# start of Exercise data

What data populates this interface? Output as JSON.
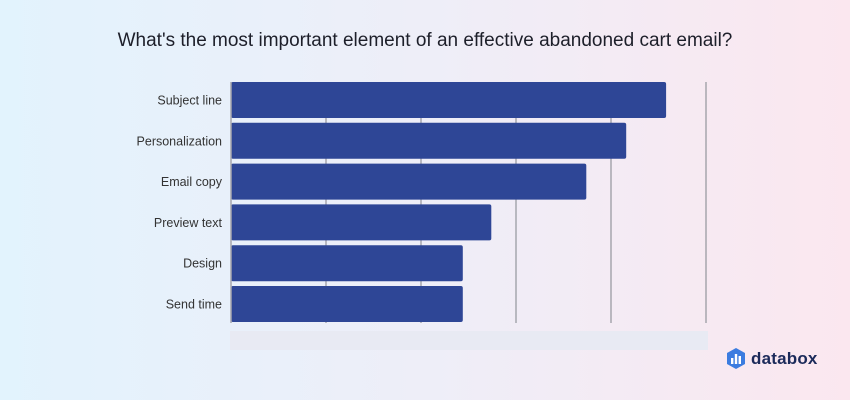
{
  "chart_data": {
    "type": "bar",
    "orientation": "horizontal",
    "title": "What's the most important element of an effective abandoned cart email?",
    "categories": [
      "Subject line",
      "Personalization",
      "Email copy",
      "Preview text",
      "Design",
      "Send time"
    ],
    "values": [
      22.9,
      20.8,
      18.7,
      13.7,
      12.2,
      12.2
    ],
    "xlim": [
      0,
      25
    ],
    "grid": true,
    "bar_color": "#2e4696",
    "gridline_color": "#a6a6ad"
  },
  "brand": {
    "name": "databox"
  }
}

# end of Exercise data

**Exercise**.
Leave the pictures out and reproduce each record exactly as written.

**Answer for this exercise**.
What data populates this interface? Output as JSON.
{
  "chart_data": {
    "type": "bar",
    "orientation": "horizontal",
    "title": "What's the most important element of an effective abandoned cart email?",
    "categories": [
      "Subject line",
      "Personalization",
      "Email copy",
      "Preview text",
      "Design",
      "Send time"
    ],
    "values": [
      22.9,
      20.8,
      18.7,
      13.7,
      12.2,
      12.2
    ],
    "xlim": [
      0,
      25
    ],
    "grid": true,
    "bar_color": "#2e4696",
    "gridline_color": "#a6a6ad"
  },
  "brand": {
    "name": "databox"
  }
}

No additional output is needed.